● PROMPT:
Note how many lines include the word "this", and give that number by itself.

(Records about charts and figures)

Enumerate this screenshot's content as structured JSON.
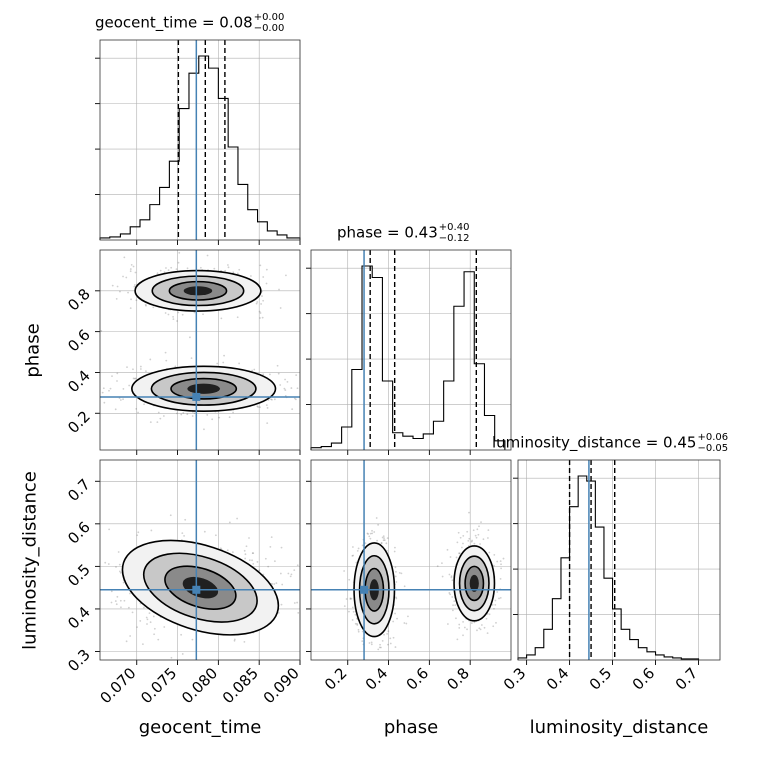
{
  "chart_data": {
    "type": "corner",
    "parameters": [
      "geocent_time",
      "phase",
      "luminosity_distance"
    ],
    "truths": {
      "geocent_time": 0.0773,
      "phase": 0.28,
      "luminosity_distance": 0.445
    },
    "axes": {
      "geocent_time": {
        "range": [
          0.0655,
          0.09
        ],
        "ticks": [
          0.07,
          0.075,
          0.08,
          0.085,
          0.09
        ],
        "tick_labels": [
          "0.070",
          "0.075",
          "0.080",
          "0.085",
          "0.090"
        ]
      },
      "phase": {
        "range": [
          0.02,
          1.0
        ],
        "ticks": [
          0.2,
          0.4,
          0.6,
          0.8
        ],
        "tick_labels": [
          "0.2",
          "0.4",
          "0.6",
          "0.8"
        ]
      },
      "luminosity_distance": {
        "range": [
          0.28,
          0.75
        ],
        "ticks": [
          0.3,
          0.4,
          0.5,
          0.6,
          0.7
        ],
        "tick_labels": [
          "0.3",
          "0.4",
          "0.5",
          "0.6",
          "0.7"
        ]
      }
    },
    "titles": [
      {
        "param": "geocent_time",
        "text": "geocent_time = 0.08",
        "plus": "+0.00",
        "minus": "−0.00"
      },
      {
        "param": "phase",
        "text": "phase = 0.43",
        "plus": "+0.40",
        "minus": "−0.12"
      },
      {
        "param": "luminosity_distance",
        "text": "luminosity_distance = 0.45",
        "plus": "+0.06",
        "minus": "−0.05"
      }
    ],
    "quantiles": {
      "geocent_time": [
        0.0751,
        0.0784,
        0.0808
      ],
      "phase": [
        0.31,
        0.43,
        0.83
      ],
      "luminosity_distance": [
        0.4,
        0.45,
        0.505
      ]
    },
    "histograms": {
      "geocent_time": {
        "edges": [
          0.0655,
          0.0667,
          0.068,
          0.0692,
          0.0704,
          0.0716,
          0.0728,
          0.074,
          0.0752,
          0.0764,
          0.0776,
          0.0788,
          0.08,
          0.0812,
          0.0824,
          0.0836,
          0.0848,
          0.086,
          0.0872,
          0.0884,
          0.09
        ],
        "counts": [
          2,
          3,
          6,
          13,
          20,
          35,
          52,
          78,
          130,
          165,
          182,
          170,
          140,
          92,
          55,
          30,
          18,
          9,
          5,
          2
        ]
      },
      "phase": {
        "edges": [
          0.02,
          0.07,
          0.12,
          0.17,
          0.22,
          0.27,
          0.32,
          0.37,
          0.42,
          0.47,
          0.52,
          0.57,
          0.62,
          0.67,
          0.72,
          0.77,
          0.82,
          0.87,
          0.92,
          0.97
        ],
        "counts": [
          2,
          3,
          6,
          20,
          70,
          160,
          150,
          60,
          15,
          12,
          10,
          14,
          25,
          60,
          125,
          155,
          75,
          30,
          8
        ]
      },
      "luminosity_distance": {
        "edges": [
          0.28,
          0.3,
          0.32,
          0.34,
          0.36,
          0.38,
          0.4,
          0.42,
          0.44,
          0.46,
          0.48,
          0.5,
          0.52,
          0.54,
          0.56,
          0.58,
          0.6,
          0.62,
          0.64,
          0.66,
          0.68,
          0.7
        ],
        "counts": [
          2,
          5,
          12,
          30,
          60,
          100,
          150,
          180,
          175,
          130,
          80,
          50,
          30,
          20,
          12,
          8,
          5,
          3,
          2,
          1,
          1
        ]
      }
    },
    "modes": {
      "geocent_time-phase": [
        {
          "x": 0.0775,
          "y": 0.8,
          "sx": 0.0035,
          "sy": 0.045
        },
        {
          "x": 0.0782,
          "y": 0.32,
          "sx": 0.004,
          "sy": 0.05
        }
      ],
      "geocent_time-luminosity_distance": [
        {
          "x": 0.0778,
          "y": 0.45,
          "sx": 0.0045,
          "sy": 0.045
        }
      ],
      "phase-luminosity_distance": [
        {
          "x": 0.33,
          "y": 0.445,
          "sx": 0.045,
          "sy": 0.05
        },
        {
          "x": 0.82,
          "y": 0.46,
          "sx": 0.045,
          "sy": 0.04
        }
      ]
    },
    "grid": true,
    "truth_color": "#4682b4",
    "hist_color": "#000000"
  }
}
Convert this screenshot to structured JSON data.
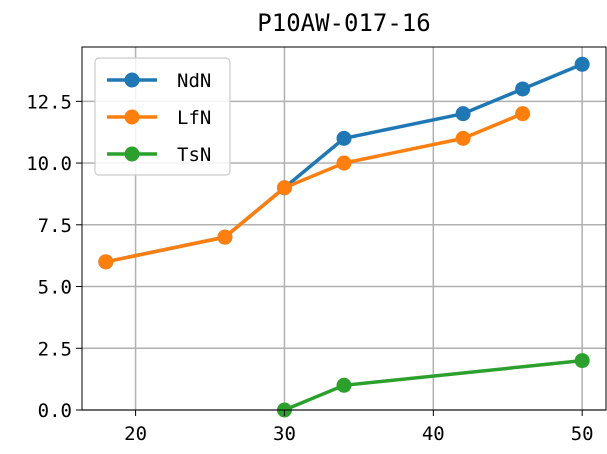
{
  "chart_data": {
    "type": "line",
    "title": "P10AW-017-16",
    "xlabel": "",
    "ylabel": "",
    "xlim": [
      16.4,
      51.6
    ],
    "ylim": [
      0,
      14.7
    ],
    "xticks": [
      20,
      30,
      40,
      50
    ],
    "xtick_labels": [
      "20",
      "30",
      "40",
      "50"
    ],
    "yticks": [
      0,
      2.5,
      5,
      7.5,
      10,
      12.5
    ],
    "ytick_labels": [
      "0.0",
      "2.5",
      "5.0",
      "7.5",
      "10.0",
      "12.5"
    ],
    "grid": true,
    "legend_position": "top-left",
    "series": [
      {
        "name": "NdN",
        "color": "#1f77b4",
        "x": [
          18,
          26,
          30,
          34,
          42,
          46,
          50
        ],
        "y": [
          6,
          7,
          9,
          11,
          12,
          13,
          14
        ]
      },
      {
        "name": "LfN",
        "color": "#ff7f0e",
        "x": [
          18,
          26,
          30,
          34,
          42,
          46
        ],
        "y": [
          6,
          7,
          9,
          10,
          11,
          12
        ]
      },
      {
        "name": "TsN",
        "color": "#2ca02c",
        "x": [
          30,
          34,
          50
        ],
        "y": [
          0,
          1,
          2
        ]
      }
    ]
  }
}
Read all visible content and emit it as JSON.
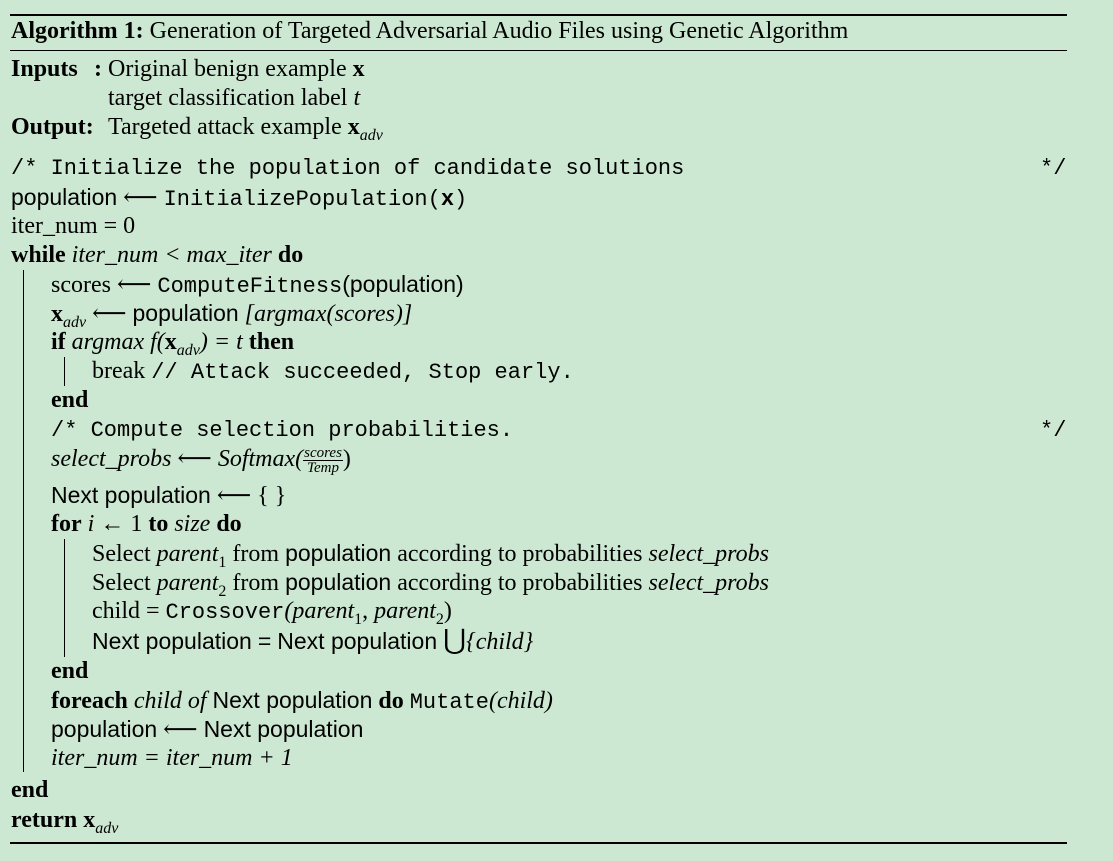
{
  "title": {
    "label": "Algorithm 1:",
    "text": "Generation of Targeted Adversarial Audio Files using Genetic Algorithm"
  },
  "io": {
    "inputs_label": "Inputs",
    "input1": "Original benign example",
    "input1_var": "x",
    "input2": "target classification label",
    "input2_var": "t",
    "output_label": "Output",
    "output1": "Targeted attack example",
    "output1_var": "x",
    "output1_sub": "adv"
  },
  "code": {
    "c1_open": "/* Initialize the population of candidate solutions",
    "c1_close": "*/",
    "population": "population",
    "arrow": "⟵",
    "init_func": "InitializePopulation(",
    "x": "x",
    "close_paren": ")",
    "iter_init": "iter_num = 0",
    "while_kw": "while",
    "while_cond": "iter_num < max_iter",
    "do_kw": "do",
    "scores": "scores",
    "fitness_func": "ComputeFitness",
    "paren_pop": "(population)",
    "xadv_sub": "adv",
    "argmax_expr": "[argmax(scores)]",
    "if_kw": "if",
    "if_cond": "argmax f(",
    "if_eq": ") = t",
    "then_kw": "then",
    "break_kw": "break",
    "break_comment": "// Attack succeeded, Stop early.",
    "end_kw": "end",
    "c2_open": "/* Compute selection probabilities.",
    "c2_close": "*/",
    "select_probs": "select_probs",
    "softmax": "Softmax(",
    "frac_num": "scores",
    "frac_den": "Temp",
    "next_pop": "Next population",
    "empty_set": "{ }",
    "for_kw": "for",
    "for_var": "i",
    "left_arrow": "←",
    "one": "1",
    "to_kw": "to",
    "size": "size",
    "select": "Select",
    "parent": "parent",
    "sub1": "1",
    "sub2": "2",
    "from": "from",
    "according": "according to probabilities",
    "child_eq": "child =",
    "crossover": "Crossover",
    "cross_args_a": "(parent",
    "comma": ",",
    "cross_args_b": "parent",
    "union_eq": "=",
    "union": "⋃",
    "child_set": "{child}",
    "foreach_kw": "foreach",
    "child_of": "child of",
    "mutate": "Mutate",
    "mutate_args": "(child)",
    "iter_update": "iter_num = iter_num + 1",
    "return_kw": "return"
  }
}
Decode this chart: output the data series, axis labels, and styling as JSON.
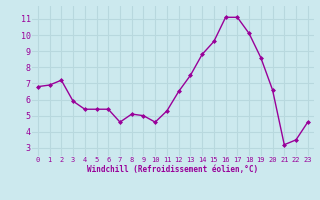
{
  "x": [
    0,
    1,
    2,
    3,
    4,
    5,
    6,
    7,
    8,
    9,
    10,
    11,
    12,
    13,
    14,
    15,
    16,
    17,
    18,
    19,
    20,
    21,
    22,
    23
  ],
  "y": [
    6.8,
    6.9,
    7.2,
    5.9,
    5.4,
    5.4,
    5.4,
    4.6,
    5.1,
    5.0,
    4.6,
    5.3,
    6.5,
    7.5,
    8.8,
    9.6,
    11.1,
    11.1,
    10.1,
    8.6,
    6.6,
    3.2,
    3.5,
    4.6
  ],
  "line_color": "#990099",
  "marker": "D",
  "marker_size": 2,
  "bg_color": "#cce9ee",
  "grid_color": "#b8d8de",
  "xlabel": "Windchill (Refroidissement éolien,°C)",
  "xlabel_color": "#990099",
  "tick_color": "#990099",
  "yticks": [
    3,
    4,
    5,
    6,
    7,
    8,
    9,
    10,
    11
  ],
  "ylim": [
    2.5,
    11.8
  ],
  "xlim": [
    -0.5,
    23.5
  ],
  "linewidth": 1.0
}
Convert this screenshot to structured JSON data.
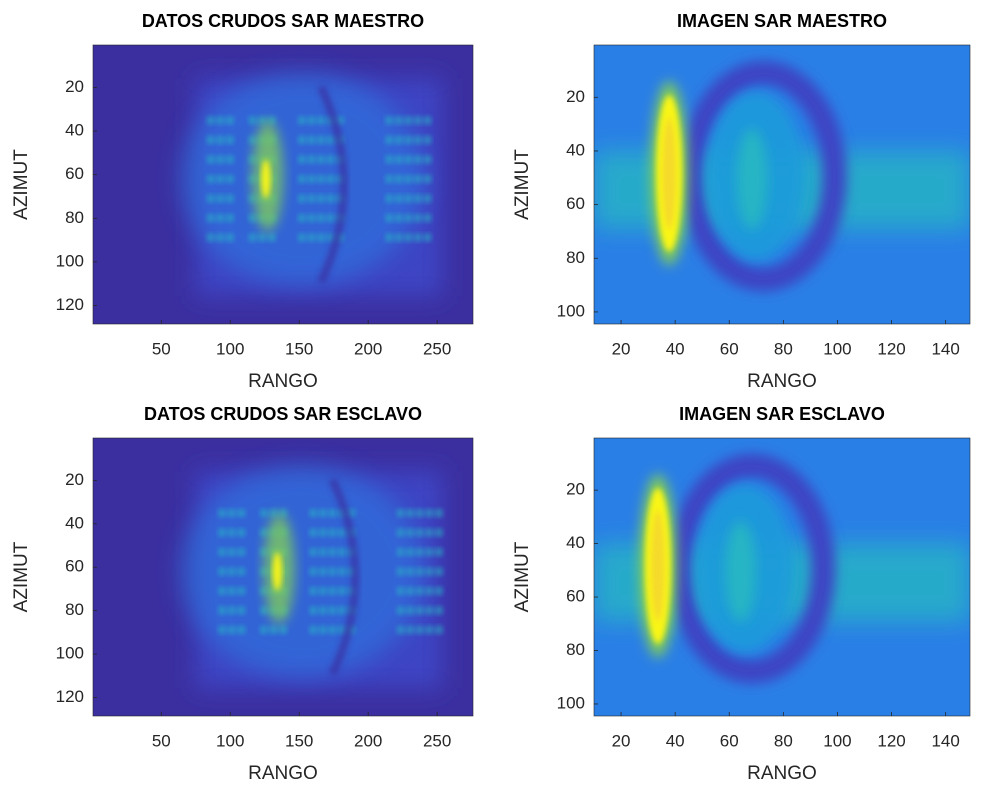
{
  "chart_data": [
    {
      "type": "heatmap",
      "title": "DATOS CRUDOS SAR MAESTRO",
      "xlabel": "RANGO",
      "ylabel": "AZIMUT",
      "xlim": [
        0.5,
        276
      ],
      "ylim": [
        0.5,
        128.5
      ],
      "xticks": [
        50,
        100,
        150,
        200,
        250
      ],
      "yticks": [
        20,
        40,
        60,
        80,
        100,
        120
      ],
      "y_reversed": true,
      "colormap": "parula"
    },
    {
      "type": "heatmap",
      "title": "IMAGEN SAR MAESTRO",
      "xlabel": "RANGO",
      "ylabel": "AZIMUT",
      "xlim": [
        10,
        149
      ],
      "ylim": [
        0.5,
        104.5
      ],
      "xticks": [
        20,
        40,
        60,
        80,
        100,
        120,
        140
      ],
      "yticks": [
        20,
        40,
        60,
        80,
        100
      ],
      "y_reversed": true,
      "colormap": "parula"
    },
    {
      "type": "heatmap",
      "title": "DATOS CRUDOS SAR ESCLAVO",
      "xlabel": "RANGO",
      "ylabel": "AZIMUT",
      "xlim": [
        0.5,
        276
      ],
      "ylim": [
        0.5,
        128.5
      ],
      "xticks": [
        50,
        100,
        150,
        200,
        250
      ],
      "yticks": [
        20,
        40,
        60,
        80,
        100,
        120
      ],
      "y_reversed": true,
      "colormap": "parula"
    },
    {
      "type": "heatmap",
      "title": "IMAGEN SAR ESCLAVO",
      "xlabel": "RANGO",
      "ylabel": "AZIMUT",
      "xlim": [
        10,
        149
      ],
      "ylim": [
        0.5,
        104.5
      ],
      "xticks": [
        20,
        40,
        60,
        80,
        100,
        120,
        140
      ],
      "yticks": [
        20,
        40,
        60,
        80,
        100
      ],
      "y_reversed": true,
      "colormap": "parula"
    }
  ]
}
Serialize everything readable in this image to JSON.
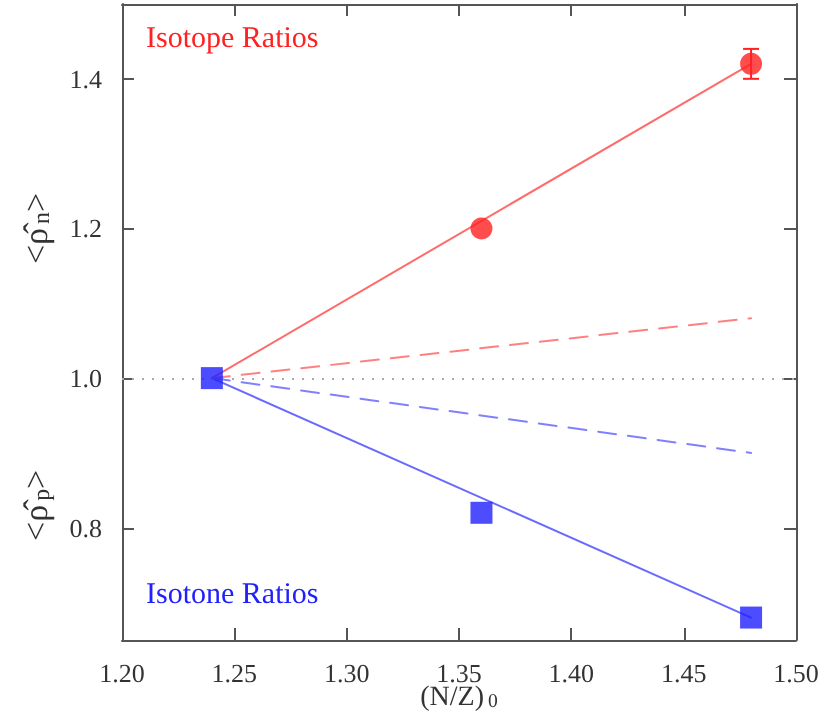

● SOLUTION TO THE PROBLEM:
5